↓
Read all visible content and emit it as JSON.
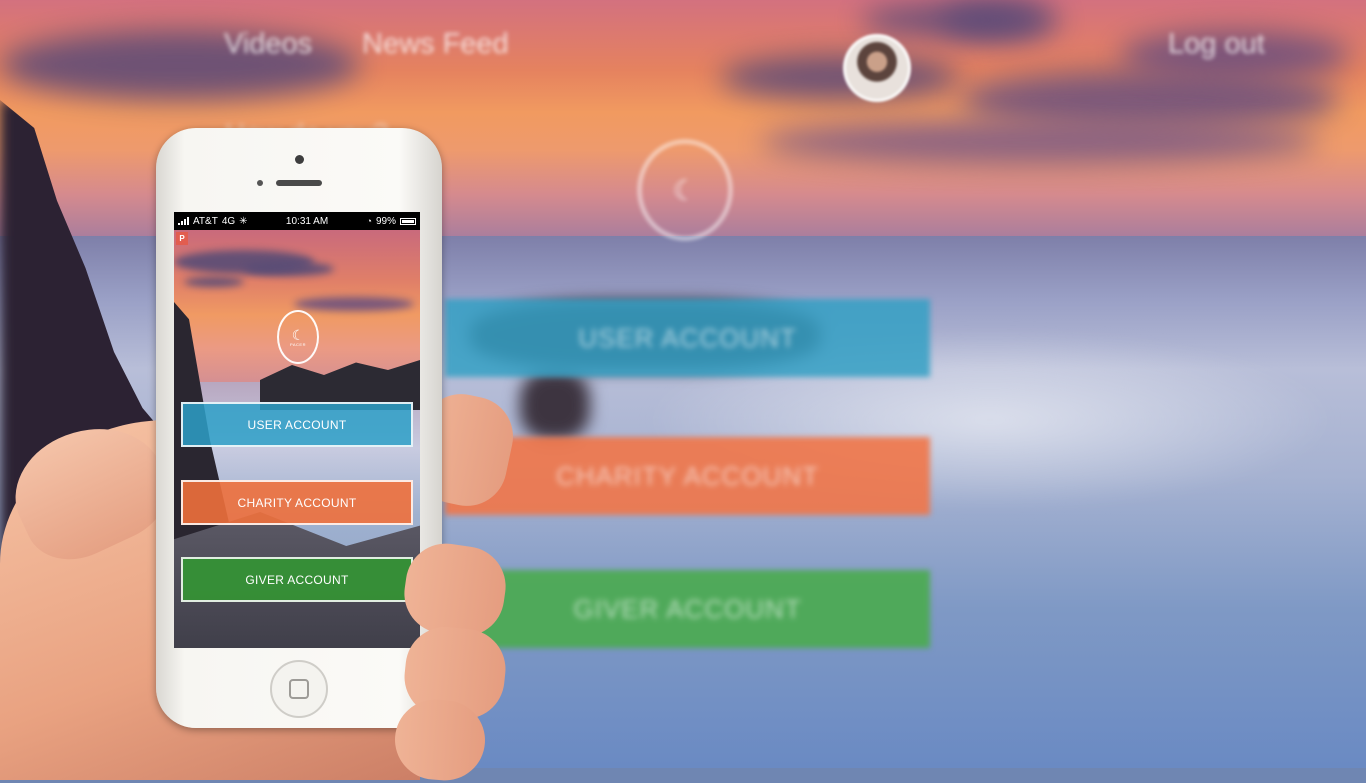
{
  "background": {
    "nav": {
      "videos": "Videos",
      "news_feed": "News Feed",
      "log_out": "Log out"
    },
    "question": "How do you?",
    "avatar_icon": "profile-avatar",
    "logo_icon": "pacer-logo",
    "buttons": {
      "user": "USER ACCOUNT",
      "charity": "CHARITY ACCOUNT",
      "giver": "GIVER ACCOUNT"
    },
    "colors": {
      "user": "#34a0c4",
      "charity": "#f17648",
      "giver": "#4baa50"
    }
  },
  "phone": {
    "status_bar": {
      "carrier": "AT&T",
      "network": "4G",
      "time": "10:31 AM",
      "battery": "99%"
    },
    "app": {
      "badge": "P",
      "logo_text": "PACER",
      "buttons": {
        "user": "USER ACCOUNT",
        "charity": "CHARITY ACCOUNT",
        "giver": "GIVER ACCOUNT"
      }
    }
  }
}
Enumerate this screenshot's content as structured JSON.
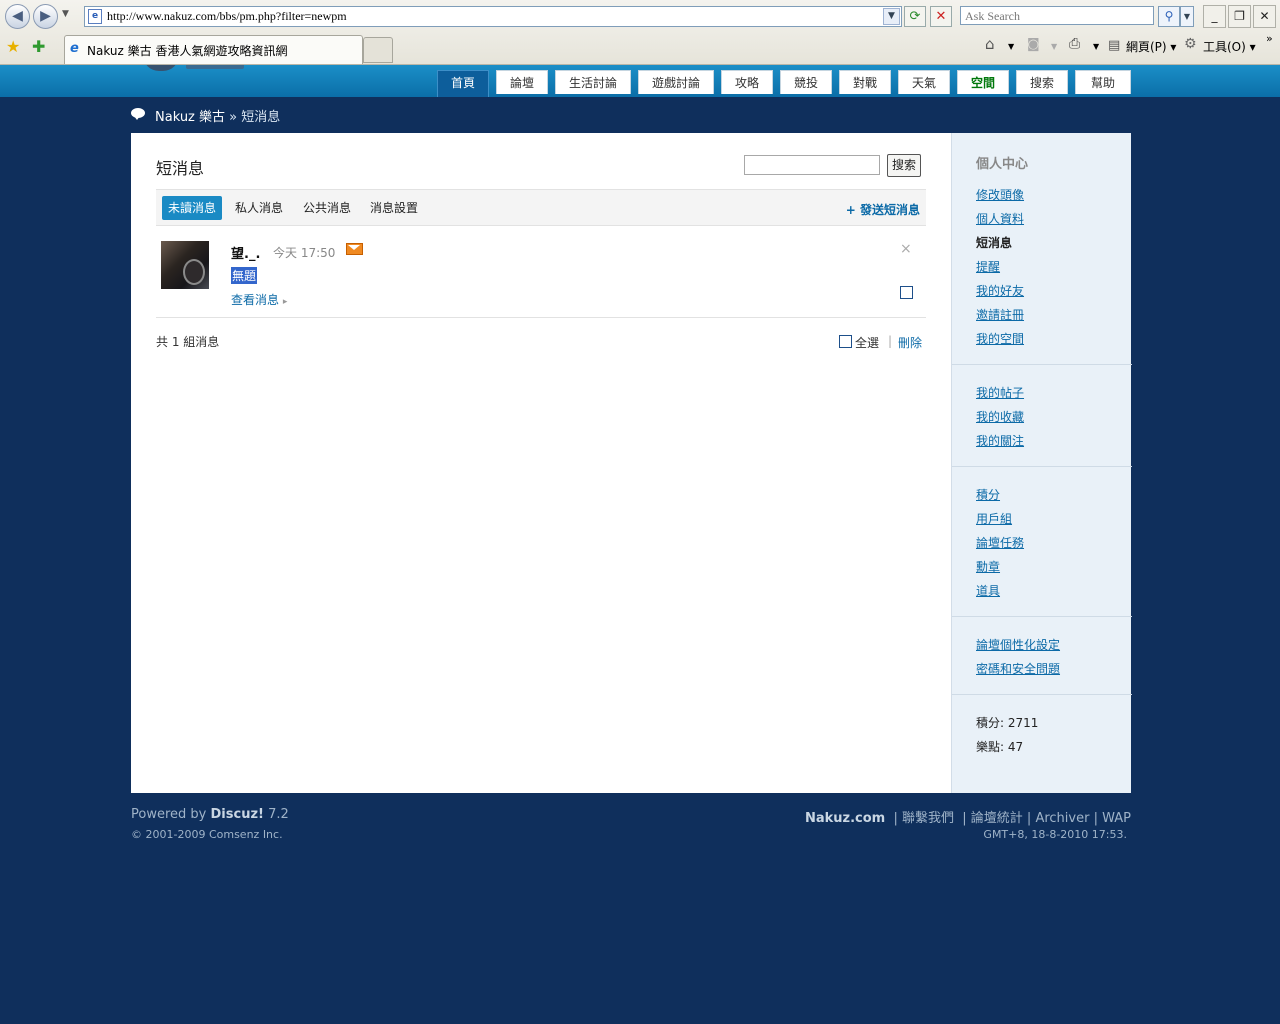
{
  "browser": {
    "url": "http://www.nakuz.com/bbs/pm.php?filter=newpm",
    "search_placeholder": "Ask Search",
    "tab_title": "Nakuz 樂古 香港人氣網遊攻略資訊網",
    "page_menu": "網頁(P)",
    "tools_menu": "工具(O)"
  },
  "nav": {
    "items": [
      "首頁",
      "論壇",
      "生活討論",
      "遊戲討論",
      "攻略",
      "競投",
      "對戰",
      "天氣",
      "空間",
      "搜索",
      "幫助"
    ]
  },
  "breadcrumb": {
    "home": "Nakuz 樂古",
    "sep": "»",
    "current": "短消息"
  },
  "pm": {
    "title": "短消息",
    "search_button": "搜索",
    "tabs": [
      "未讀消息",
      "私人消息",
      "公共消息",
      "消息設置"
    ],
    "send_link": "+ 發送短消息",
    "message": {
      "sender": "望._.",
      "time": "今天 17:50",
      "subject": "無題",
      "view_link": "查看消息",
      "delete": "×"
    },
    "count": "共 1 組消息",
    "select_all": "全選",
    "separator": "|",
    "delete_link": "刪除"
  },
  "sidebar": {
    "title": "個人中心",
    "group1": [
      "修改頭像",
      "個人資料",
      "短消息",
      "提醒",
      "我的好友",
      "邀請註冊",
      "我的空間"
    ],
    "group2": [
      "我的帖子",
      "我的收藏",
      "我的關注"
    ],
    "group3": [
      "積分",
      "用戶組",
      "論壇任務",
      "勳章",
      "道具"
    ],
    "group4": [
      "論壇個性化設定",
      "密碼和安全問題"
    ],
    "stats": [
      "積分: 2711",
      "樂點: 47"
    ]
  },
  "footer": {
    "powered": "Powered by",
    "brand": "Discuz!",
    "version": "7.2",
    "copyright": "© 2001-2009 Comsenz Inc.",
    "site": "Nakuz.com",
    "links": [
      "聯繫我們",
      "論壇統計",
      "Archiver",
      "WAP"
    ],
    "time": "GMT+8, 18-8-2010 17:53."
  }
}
↑
↓
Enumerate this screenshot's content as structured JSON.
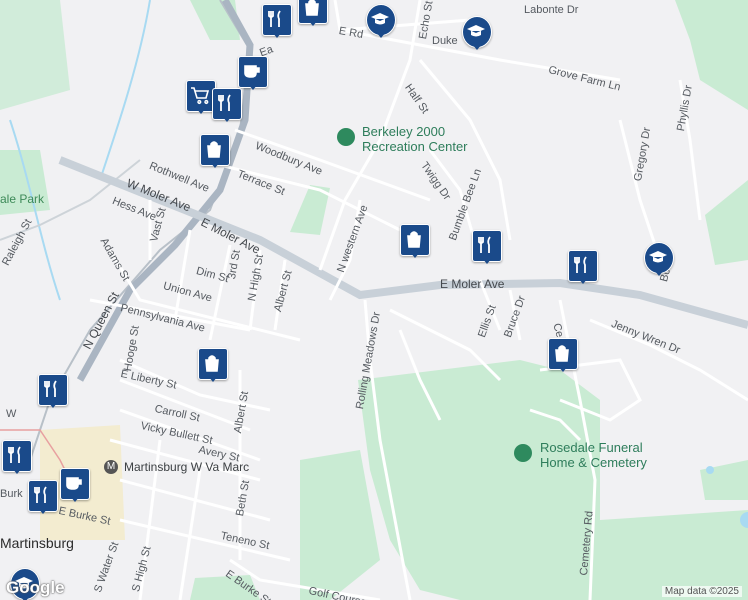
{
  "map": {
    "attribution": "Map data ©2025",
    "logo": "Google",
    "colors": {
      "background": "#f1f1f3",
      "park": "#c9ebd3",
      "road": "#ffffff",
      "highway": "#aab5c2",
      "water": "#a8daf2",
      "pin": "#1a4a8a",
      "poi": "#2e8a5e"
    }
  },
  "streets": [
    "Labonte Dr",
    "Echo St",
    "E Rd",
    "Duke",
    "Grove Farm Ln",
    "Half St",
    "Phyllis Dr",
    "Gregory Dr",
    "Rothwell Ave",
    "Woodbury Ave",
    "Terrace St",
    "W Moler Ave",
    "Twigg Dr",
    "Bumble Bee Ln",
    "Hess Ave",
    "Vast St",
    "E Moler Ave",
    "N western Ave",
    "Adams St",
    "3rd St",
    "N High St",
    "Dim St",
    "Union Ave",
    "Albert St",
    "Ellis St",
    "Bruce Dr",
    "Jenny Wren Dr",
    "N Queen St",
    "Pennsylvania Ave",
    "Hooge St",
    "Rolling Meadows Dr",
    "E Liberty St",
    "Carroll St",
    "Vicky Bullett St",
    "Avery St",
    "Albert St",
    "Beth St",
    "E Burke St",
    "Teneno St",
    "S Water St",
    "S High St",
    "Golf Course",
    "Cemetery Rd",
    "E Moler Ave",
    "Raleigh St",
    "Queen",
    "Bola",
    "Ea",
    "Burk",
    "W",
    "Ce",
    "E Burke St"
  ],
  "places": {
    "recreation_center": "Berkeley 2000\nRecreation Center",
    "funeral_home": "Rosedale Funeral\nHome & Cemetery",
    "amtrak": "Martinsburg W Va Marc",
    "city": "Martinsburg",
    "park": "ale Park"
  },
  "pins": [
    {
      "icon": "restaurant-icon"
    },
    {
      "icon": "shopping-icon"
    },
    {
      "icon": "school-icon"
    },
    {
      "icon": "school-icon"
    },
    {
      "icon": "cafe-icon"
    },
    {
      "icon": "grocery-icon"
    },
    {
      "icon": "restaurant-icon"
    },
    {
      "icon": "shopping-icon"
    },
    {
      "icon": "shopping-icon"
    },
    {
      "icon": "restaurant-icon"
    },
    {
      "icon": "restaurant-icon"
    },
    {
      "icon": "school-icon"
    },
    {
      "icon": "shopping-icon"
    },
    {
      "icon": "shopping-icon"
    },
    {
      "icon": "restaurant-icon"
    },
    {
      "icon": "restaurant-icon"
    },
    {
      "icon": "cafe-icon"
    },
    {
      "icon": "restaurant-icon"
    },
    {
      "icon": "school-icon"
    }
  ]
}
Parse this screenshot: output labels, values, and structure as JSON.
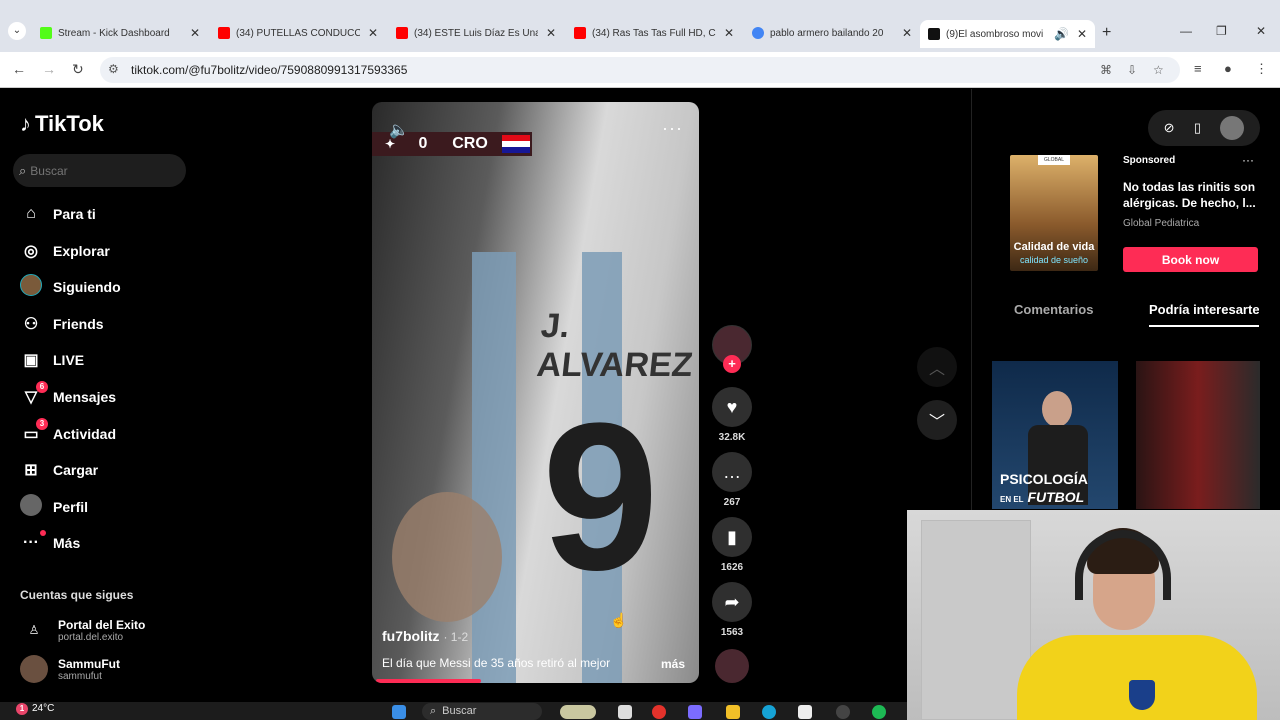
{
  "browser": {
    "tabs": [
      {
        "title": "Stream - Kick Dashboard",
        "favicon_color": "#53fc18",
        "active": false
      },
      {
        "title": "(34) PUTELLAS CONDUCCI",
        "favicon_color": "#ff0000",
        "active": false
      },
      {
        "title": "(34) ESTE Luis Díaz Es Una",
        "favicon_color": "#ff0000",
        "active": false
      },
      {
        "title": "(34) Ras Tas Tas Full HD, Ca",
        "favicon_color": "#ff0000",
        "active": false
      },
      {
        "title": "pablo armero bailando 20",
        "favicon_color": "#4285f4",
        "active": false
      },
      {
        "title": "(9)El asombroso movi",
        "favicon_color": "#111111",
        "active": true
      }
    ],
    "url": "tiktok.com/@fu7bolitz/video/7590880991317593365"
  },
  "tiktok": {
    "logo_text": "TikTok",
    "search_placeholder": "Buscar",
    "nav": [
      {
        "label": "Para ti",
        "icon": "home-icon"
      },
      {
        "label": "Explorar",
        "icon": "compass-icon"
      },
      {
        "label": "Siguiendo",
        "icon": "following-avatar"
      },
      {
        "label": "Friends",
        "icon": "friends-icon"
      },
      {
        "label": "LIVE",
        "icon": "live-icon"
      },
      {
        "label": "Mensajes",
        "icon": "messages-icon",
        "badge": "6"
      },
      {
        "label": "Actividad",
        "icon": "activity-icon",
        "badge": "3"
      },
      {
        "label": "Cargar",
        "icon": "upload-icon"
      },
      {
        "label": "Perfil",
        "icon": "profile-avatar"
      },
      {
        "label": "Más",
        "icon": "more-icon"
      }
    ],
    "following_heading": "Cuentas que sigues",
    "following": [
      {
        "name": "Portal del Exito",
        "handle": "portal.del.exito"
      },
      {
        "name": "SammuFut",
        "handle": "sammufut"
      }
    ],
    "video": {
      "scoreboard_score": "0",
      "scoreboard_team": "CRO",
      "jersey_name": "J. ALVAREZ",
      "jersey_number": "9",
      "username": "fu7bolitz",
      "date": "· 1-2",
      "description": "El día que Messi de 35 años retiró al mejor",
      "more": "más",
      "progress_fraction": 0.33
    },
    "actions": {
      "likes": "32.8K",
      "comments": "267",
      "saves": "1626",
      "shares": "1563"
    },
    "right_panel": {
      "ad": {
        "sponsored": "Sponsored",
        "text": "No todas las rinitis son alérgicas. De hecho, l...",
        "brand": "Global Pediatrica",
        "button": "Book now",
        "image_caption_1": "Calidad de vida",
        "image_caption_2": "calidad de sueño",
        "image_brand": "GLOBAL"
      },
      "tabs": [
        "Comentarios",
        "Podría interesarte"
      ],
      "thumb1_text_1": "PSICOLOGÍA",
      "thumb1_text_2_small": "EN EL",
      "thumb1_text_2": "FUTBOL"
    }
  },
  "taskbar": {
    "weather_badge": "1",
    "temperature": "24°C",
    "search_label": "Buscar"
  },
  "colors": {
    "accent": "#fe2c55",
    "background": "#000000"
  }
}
↑
↓
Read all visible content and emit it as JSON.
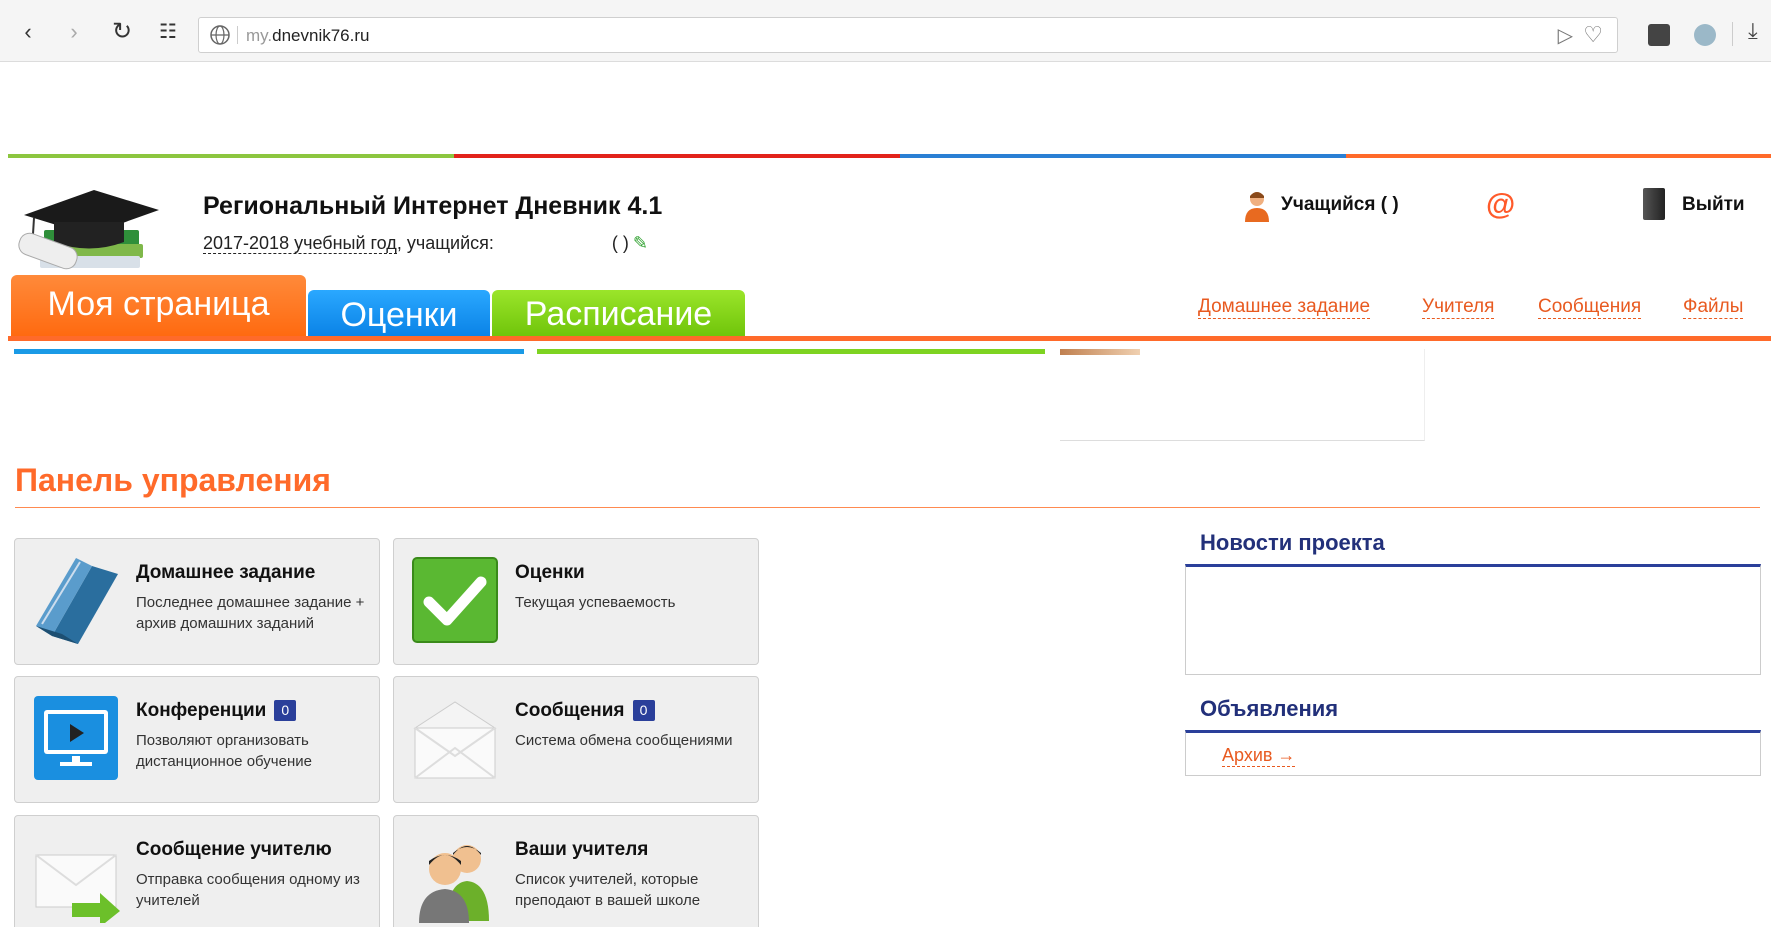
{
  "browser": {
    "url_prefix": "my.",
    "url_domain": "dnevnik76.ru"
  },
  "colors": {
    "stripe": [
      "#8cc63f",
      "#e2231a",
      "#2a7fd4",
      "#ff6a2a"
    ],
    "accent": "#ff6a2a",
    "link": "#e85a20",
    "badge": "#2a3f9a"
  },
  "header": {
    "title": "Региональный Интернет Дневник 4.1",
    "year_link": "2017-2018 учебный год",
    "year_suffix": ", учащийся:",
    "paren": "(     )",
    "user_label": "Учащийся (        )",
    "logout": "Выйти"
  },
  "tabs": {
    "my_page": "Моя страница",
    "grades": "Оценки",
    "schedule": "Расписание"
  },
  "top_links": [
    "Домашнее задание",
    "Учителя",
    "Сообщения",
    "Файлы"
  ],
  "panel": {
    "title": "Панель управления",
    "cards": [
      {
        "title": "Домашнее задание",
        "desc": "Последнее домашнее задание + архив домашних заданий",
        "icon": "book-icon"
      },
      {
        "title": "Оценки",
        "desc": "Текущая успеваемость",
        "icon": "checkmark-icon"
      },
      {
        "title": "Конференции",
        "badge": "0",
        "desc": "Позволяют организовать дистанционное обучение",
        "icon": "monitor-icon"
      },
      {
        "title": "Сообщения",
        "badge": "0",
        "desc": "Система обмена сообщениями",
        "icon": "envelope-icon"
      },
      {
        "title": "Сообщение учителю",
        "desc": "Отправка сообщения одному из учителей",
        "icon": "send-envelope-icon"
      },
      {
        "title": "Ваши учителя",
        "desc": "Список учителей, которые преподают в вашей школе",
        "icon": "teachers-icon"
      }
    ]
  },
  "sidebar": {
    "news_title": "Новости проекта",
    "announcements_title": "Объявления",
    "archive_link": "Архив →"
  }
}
↑
• **DIRECTIONS**: Which lines hold the string "envelope"? List them all.

• **ANSWER TO THIS TASK**:
        "icon": "envelope-icon"
        "icon": "send-envelope-icon"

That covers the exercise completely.